* _EXERCISE REQUIREMENTS_:
Copy the lines from the first one through the line containing "The distal end 91BB is at (727, 434).", both ends included, and leave the pictures out.

——————————

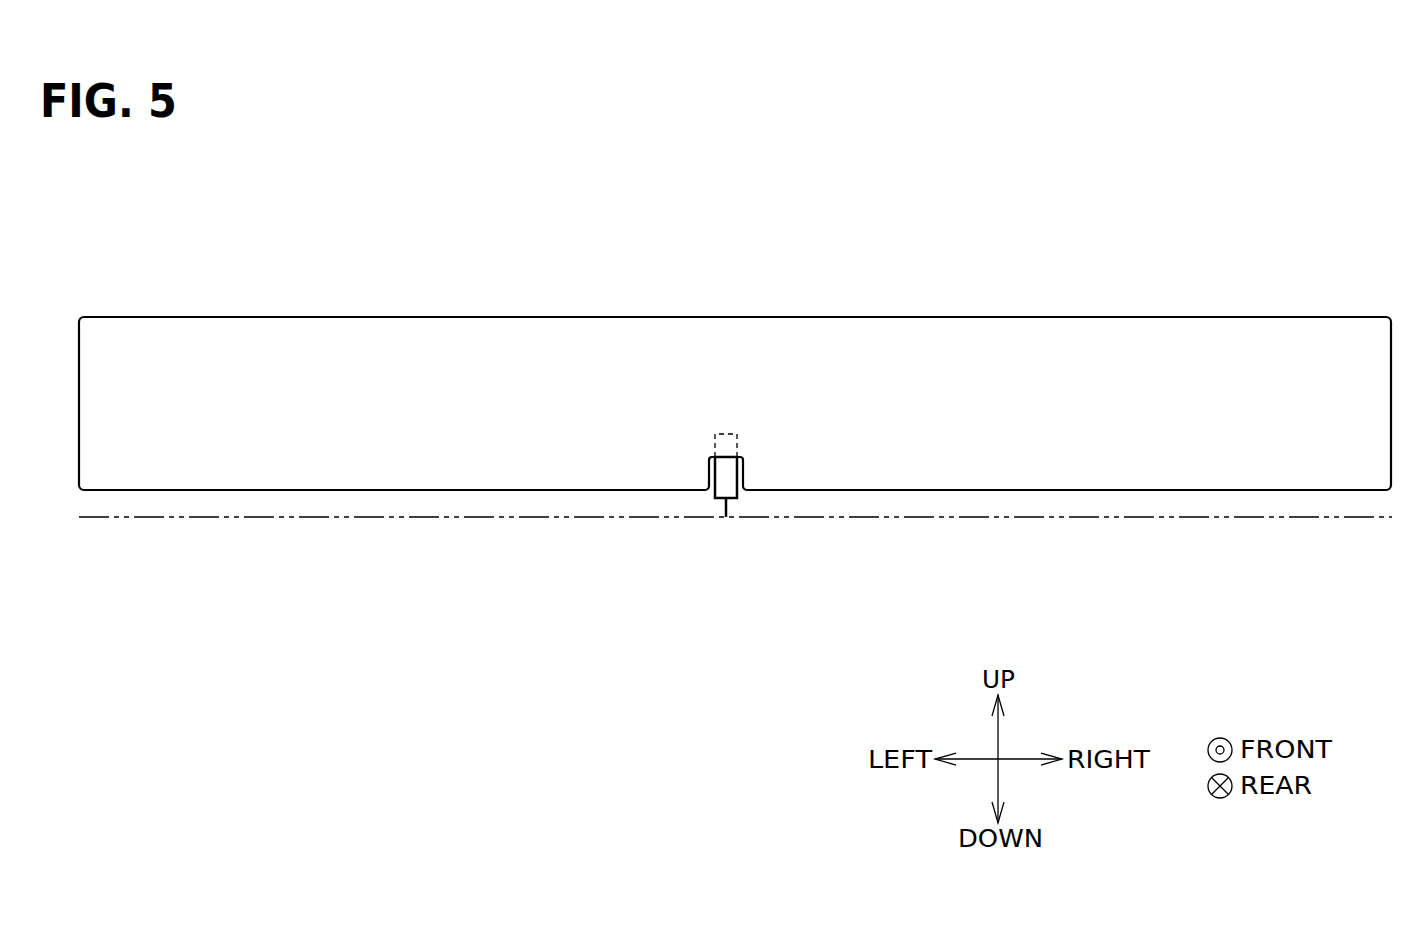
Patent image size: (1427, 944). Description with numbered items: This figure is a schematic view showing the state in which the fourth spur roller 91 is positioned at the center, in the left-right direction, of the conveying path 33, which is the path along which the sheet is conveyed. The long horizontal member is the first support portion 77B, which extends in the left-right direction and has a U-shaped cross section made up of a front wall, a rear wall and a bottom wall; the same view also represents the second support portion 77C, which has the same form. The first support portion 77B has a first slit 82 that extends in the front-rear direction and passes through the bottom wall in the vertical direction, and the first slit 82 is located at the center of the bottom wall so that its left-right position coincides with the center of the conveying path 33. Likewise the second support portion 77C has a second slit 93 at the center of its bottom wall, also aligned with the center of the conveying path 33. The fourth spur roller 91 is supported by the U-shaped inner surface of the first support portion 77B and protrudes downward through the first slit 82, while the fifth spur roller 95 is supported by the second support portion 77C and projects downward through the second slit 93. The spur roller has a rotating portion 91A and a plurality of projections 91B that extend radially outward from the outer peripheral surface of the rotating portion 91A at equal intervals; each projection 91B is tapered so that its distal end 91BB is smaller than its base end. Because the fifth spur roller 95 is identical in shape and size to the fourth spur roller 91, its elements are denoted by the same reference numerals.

The first support portion 77B is at (745, 371).
The second support portion 77C is at (1255, 315).
The conveying path 33 is at (1330, 520).
The fourth spur roller 91 is at (743, 440).
The fifth spur roller 95 is at (716, 440).
The first slit 82 is at (686, 523).
The second slit 93 is at (709, 488).
The rotating portion 91A is at (738, 436).
The projection 91B is at (725, 432).
The distal end 91BB is at (727, 434).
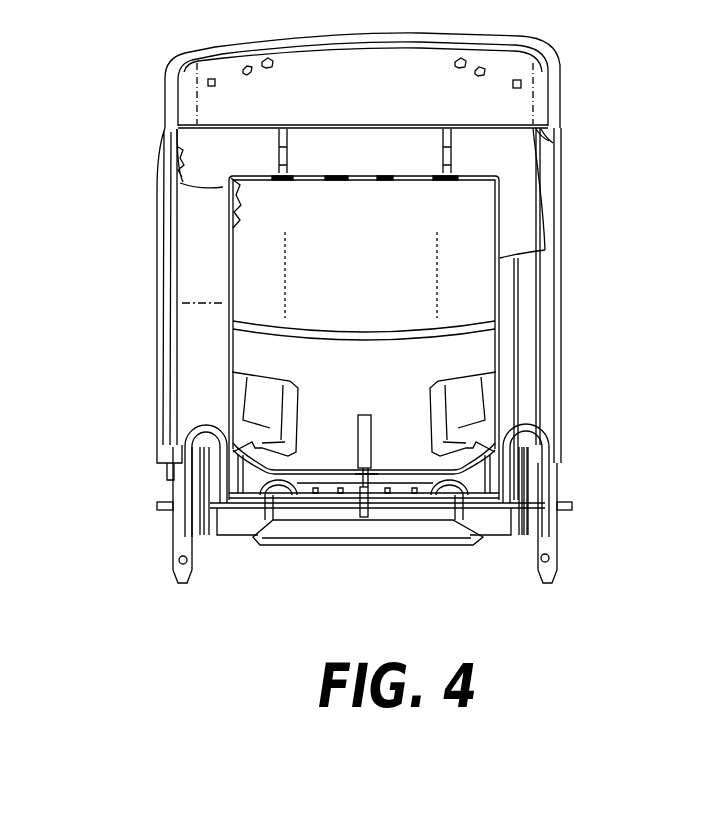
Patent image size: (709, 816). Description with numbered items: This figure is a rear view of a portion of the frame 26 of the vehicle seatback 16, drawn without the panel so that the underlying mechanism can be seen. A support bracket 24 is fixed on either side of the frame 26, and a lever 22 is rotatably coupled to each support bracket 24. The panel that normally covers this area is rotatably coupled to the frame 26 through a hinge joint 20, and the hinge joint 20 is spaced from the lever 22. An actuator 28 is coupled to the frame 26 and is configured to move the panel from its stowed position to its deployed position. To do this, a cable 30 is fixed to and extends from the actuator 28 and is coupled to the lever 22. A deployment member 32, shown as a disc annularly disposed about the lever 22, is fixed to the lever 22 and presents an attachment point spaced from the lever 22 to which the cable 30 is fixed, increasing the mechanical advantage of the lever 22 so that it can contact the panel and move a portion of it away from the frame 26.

The seatback 16 is at (543, 97).
The hinge joint 20 is at (367, 177).
The lever 22 is at (541, 437).
The support bracket 24 is at (190, 512).
The frame 26 is at (513, 358).
The actuator 28 is at (372, 418).
The cable 30 is at (368, 475).
The deployment member 32 is at (367, 505).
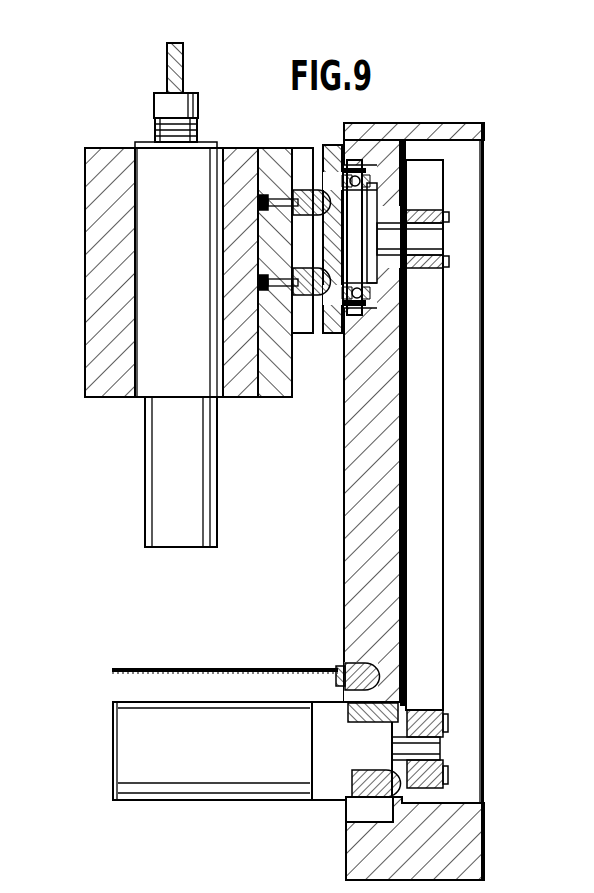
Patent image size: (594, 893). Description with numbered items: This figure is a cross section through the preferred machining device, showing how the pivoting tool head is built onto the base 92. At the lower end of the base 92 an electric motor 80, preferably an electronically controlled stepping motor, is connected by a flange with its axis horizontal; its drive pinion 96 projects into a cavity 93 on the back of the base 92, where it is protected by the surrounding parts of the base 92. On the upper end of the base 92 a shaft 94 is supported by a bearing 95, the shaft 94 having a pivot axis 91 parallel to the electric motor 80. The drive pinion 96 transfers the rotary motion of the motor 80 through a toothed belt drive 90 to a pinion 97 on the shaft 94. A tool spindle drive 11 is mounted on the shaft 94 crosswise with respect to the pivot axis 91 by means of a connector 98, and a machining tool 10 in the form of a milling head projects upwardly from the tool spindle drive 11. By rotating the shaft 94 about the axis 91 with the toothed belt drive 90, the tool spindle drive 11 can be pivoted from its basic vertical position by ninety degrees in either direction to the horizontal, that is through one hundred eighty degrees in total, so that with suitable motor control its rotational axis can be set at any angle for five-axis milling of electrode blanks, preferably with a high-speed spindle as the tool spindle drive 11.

The machining tool 10 is at (175, 69).
The tool spindle drive 11 is at (155, 318).
The electric motor 80 is at (140, 728).
The toothed belt drive 90 is at (425, 473).
The pivot axis 91 is at (452, 232).
The base 92 is at (346, 850).
The cavity 93 is at (458, 656).
The shaft 94 is at (352, 221).
The bearing 95 is at (378, 130).
The drive pinion 96 is at (442, 712).
The pinion 97 is at (435, 243).
The connector 98 is at (236, 147).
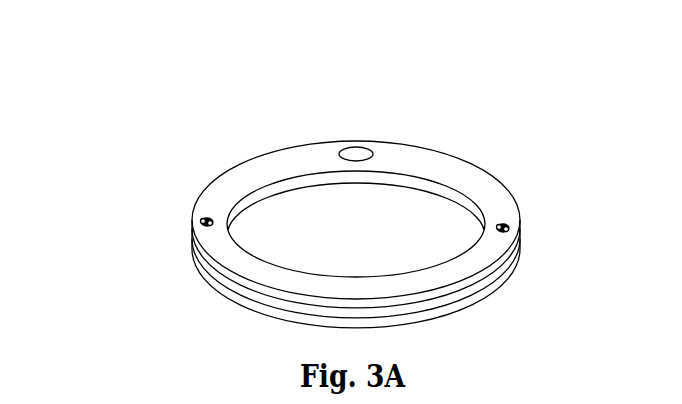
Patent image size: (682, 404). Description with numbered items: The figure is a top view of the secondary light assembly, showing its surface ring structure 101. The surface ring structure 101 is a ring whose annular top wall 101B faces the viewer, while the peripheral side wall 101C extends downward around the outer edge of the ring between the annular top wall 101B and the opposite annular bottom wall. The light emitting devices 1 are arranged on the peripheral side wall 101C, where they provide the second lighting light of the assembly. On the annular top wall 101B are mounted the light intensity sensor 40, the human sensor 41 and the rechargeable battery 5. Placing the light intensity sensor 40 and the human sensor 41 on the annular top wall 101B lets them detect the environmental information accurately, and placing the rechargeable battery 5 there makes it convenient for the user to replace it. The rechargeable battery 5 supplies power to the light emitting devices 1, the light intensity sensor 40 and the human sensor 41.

The surface ring structure 101 is at (475, 146).
The annular top wall 101B is at (228, 255).
The peripheral side wall 101C is at (240, 295).
The light emitting devices 1 is at (485, 287).
The rechargeable battery 5 is at (352, 151).
The light intensity sensor 40 is at (205, 220).
The human sensor 41 is at (505, 230).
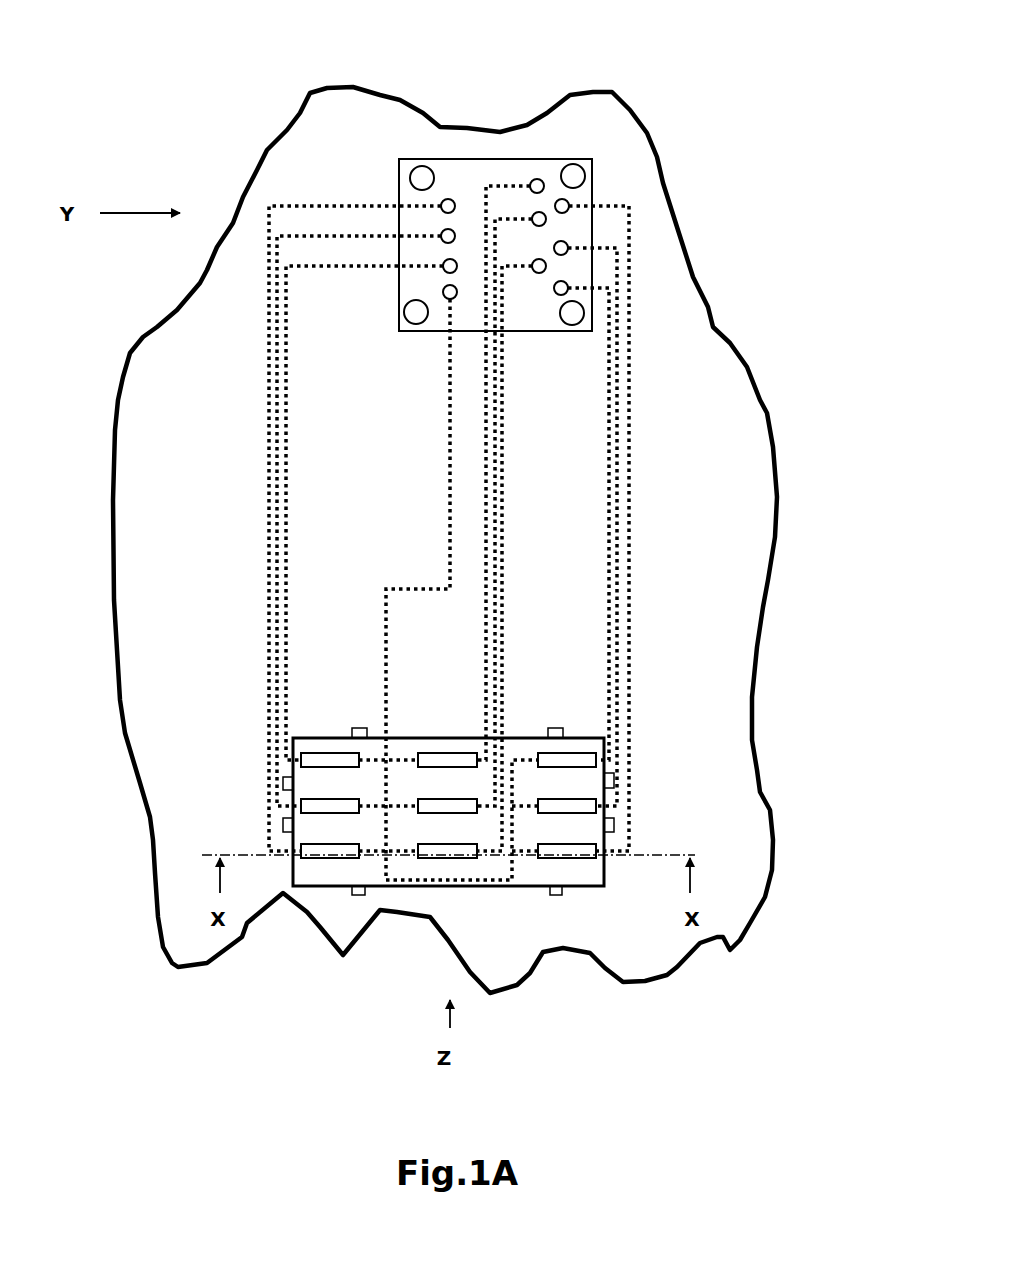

——————————

* _OUTPUT FOR THIS TASK_:
Patent image size: (1427, 944). Description with numbered items: This figure is a schematic view showing the state in which the fourth spur roller 91 is positioned at the center, in the left-right direction, of the conveying path 33, which is the path along which the sheet is conveyed. The long horizontal member is the first support portion 77B, which extends in the left-right direction and has a U-shaped cross section made up of a front wall, a rear wall and a bottom wall; the same view also represents the second support portion 77C, which has the same form. The first support portion 77B has a first slit 82 that extends in the front-rear direction and passes through the bottom wall in the vertical direction, and the first slit 82 is located at the center of the bottom wall so that its left-right position coincides with the center of the conveying path 33. Likewise the second support portion 77C has a second slit 93 at the center of its bottom wall, also aligned with the center of the conveying path 33. The fourth spur roller 91 is supported by the U-shaped inner surface of the first support portion 77B and protrudes downward through the first slit 82, while the fifth spur roller 95 is supported by the second support portion 77C and projects downward through the second slit 93. The spur roller has a rotating portion 91A and a plurality of projections 91B that extend radially outward from the outer peripheral surface of the rotating portion 91A at equal intervals; each projection 91B is tapered so that its distal end 91BB is smaller than its base end. Because the fifth spur roller 95 is identical in shape and size to the fourth spur roller 91, its elements are denoted by the same reference numerals.

The first support portion 77B is at (745, 371).
The second support portion 77C is at (1255, 315).
The conveying path 33 is at (1330, 520).
The fourth spur roller 91 is at (743, 440).
The fifth spur roller 95 is at (716, 440).
The first slit 82 is at (686, 523).
The second slit 93 is at (709, 488).
The rotating portion 91A is at (738, 436).
The projection 91B is at (725, 432).
The distal end 91BB is at (727, 434).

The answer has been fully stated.